Problem statement:
Give the data a second time, exactly and in full.

Excerpted records:
** start **
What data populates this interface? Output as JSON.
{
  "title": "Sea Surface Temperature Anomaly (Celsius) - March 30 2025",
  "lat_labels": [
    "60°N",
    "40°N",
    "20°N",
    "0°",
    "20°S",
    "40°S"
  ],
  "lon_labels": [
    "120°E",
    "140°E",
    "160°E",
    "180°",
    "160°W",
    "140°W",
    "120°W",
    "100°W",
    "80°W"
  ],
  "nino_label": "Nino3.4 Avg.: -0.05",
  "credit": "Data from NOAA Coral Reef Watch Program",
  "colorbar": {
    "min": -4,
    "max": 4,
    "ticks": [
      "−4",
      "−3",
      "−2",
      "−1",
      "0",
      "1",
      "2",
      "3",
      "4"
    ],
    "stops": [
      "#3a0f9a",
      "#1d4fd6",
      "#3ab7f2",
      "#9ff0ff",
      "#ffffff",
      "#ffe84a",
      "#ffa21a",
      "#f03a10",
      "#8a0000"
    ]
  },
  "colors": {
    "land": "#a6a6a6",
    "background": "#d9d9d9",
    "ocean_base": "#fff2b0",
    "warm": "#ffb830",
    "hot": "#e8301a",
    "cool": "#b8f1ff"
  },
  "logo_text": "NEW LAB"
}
** end **
Final result:
What data populates this interface? Output as JSON.
{
  "title": "Sea Surface Temperature Anomaly (Celsius) - March 30 2025",
  "lat_labels": [
    "60°N",
    "40°N",
    "20°N",
    "0°",
    "20°S",
    "40°S"
  ],
  "lon_labels": [
    "120°E",
    "140°E",
    "160°E",
    "180°",
    "160°W",
    "140°W",
    "120°W",
    "100°W",
    "80°W"
  ],
  "nino_label": "Nino3.4 Avg.: -0.05",
  "credit": "Data from NOAA Coral Reef Watch Program",
  "colorbar": {
    "min": -4,
    "max": 4,
    "ticks": [
      "−4",
      "−3",
      "−2",
      "−1",
      "0",
      "1",
      "2",
      "3",
      "4"
    ],
    "stops": [
      "#3a0f9a",
      "#1d4fd6",
      "#3ab7f2",
      "#9ff0ff",
      "#ffffff",
      "#ffe84a",
      "#ffa21a",
      "#f03a10",
      "#8a0000"
    ]
  },
  "colors": {
    "land": "#a6a6a6",
    "background": "#d9d9d9",
    "ocean_base": "#fff2b0",
    "warm": "#ffb830",
    "hot": "#e8301a",
    "cool": "#b8f1ff"
  },
  "logo_text": "NEW LAB"
}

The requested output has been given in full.